Which lines below contain the word "Policy"? Pull out each of them and copy it whole, treating uppercase and lowercase as different.

— start DATA SHOWN —

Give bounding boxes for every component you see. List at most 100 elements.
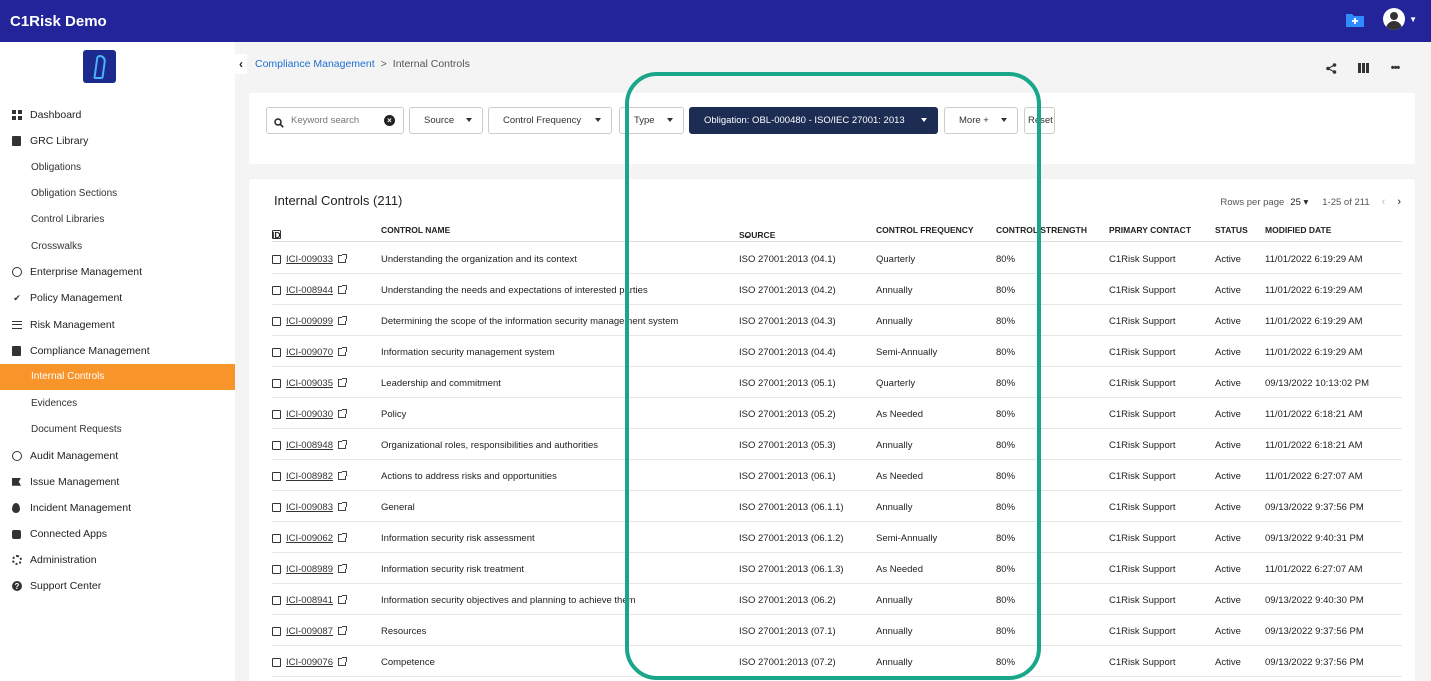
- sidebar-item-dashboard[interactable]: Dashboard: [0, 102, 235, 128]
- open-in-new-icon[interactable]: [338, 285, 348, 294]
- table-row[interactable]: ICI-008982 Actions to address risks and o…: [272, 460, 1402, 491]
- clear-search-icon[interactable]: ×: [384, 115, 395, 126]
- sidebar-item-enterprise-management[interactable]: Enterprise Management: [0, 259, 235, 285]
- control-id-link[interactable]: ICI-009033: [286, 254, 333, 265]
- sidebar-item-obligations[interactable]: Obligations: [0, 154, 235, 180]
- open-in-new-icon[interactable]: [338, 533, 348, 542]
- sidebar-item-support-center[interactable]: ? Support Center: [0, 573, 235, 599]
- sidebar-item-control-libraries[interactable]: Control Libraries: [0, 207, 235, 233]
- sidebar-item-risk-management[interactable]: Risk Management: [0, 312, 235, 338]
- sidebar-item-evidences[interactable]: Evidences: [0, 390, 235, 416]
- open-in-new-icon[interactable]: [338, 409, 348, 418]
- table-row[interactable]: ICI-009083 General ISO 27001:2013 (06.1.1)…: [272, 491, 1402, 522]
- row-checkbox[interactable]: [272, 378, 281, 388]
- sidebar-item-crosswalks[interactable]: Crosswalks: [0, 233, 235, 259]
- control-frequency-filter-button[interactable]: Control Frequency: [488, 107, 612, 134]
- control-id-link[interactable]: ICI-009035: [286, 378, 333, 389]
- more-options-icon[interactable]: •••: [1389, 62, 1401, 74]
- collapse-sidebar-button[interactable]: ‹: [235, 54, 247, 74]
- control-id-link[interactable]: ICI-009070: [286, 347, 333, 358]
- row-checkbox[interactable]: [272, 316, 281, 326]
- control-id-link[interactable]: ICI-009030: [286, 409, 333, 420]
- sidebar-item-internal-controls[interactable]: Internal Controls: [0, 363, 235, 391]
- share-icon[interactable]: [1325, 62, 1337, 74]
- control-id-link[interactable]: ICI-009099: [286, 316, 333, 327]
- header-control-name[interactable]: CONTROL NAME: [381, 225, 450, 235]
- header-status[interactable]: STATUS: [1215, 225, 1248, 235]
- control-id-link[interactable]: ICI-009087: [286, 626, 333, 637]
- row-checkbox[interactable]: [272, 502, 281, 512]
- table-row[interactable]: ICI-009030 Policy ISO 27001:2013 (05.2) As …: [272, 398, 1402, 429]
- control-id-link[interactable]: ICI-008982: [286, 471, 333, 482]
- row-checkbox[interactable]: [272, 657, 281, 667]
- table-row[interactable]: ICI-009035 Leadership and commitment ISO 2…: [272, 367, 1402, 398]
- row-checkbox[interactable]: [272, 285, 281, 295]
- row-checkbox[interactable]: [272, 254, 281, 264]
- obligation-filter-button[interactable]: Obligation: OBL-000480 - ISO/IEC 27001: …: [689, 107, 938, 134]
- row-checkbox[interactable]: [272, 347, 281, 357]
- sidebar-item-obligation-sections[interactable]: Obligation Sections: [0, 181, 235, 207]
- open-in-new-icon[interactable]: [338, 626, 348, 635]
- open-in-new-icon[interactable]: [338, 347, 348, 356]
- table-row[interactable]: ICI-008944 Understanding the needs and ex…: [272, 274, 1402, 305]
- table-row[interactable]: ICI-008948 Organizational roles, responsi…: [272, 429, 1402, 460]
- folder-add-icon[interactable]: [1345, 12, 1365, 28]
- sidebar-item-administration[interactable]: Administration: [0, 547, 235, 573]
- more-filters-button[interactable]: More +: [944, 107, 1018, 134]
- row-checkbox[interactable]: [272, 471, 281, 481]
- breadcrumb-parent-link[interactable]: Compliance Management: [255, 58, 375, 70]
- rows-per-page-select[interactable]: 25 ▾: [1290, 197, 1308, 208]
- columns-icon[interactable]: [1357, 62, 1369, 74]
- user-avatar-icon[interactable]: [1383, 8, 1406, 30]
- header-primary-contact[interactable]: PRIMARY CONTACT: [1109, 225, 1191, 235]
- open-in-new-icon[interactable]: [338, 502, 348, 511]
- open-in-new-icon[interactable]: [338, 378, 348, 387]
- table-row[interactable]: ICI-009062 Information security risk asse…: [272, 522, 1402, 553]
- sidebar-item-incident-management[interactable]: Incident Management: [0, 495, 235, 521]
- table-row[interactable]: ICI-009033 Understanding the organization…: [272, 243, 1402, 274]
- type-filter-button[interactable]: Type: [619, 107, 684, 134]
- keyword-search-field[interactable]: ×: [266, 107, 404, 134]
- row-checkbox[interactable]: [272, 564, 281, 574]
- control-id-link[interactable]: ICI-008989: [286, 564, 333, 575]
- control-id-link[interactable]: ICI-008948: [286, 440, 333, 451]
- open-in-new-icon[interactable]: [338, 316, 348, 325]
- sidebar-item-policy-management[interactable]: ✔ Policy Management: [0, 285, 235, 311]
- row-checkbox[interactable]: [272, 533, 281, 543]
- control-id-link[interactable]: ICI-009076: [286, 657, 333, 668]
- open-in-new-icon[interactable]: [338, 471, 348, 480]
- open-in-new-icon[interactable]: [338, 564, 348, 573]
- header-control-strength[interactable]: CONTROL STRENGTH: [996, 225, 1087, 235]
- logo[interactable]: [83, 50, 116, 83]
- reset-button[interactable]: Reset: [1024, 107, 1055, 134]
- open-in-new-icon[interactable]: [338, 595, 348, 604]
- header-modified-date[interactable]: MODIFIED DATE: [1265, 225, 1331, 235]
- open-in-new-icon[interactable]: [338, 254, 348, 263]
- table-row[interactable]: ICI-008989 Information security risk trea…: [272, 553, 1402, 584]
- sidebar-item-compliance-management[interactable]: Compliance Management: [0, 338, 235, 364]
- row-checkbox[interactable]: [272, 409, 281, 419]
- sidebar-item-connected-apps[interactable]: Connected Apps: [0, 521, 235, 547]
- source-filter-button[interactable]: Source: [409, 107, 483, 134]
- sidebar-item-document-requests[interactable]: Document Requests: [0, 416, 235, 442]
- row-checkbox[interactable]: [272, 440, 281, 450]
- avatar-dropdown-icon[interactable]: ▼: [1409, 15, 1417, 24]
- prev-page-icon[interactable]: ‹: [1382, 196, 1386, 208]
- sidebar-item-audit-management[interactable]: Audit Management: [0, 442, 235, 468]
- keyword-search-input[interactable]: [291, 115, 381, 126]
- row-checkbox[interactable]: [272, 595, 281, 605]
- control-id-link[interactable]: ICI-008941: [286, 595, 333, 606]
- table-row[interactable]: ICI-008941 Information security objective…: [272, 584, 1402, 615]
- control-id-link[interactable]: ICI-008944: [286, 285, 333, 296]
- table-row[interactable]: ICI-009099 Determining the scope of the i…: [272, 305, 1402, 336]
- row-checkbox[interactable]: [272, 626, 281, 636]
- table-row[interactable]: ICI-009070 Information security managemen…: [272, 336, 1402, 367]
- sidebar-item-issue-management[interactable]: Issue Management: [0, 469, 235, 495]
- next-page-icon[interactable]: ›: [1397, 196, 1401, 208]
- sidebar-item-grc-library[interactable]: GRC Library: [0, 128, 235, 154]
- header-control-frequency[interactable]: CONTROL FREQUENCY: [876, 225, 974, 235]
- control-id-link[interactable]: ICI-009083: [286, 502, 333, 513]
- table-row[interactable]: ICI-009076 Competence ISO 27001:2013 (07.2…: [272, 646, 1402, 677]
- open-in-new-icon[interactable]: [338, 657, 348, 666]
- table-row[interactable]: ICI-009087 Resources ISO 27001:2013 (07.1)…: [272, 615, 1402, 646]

— end DATA SHOWN —

## OUTPUT FOR THIS TASK
- table-row[interactable]: ICI-009030 Policy ISO 27001:2013 (05.2) As …: [272, 398, 1402, 429]
- sidebar-item-policy-management[interactable]: ✔ Policy Management: [0, 285, 235, 311]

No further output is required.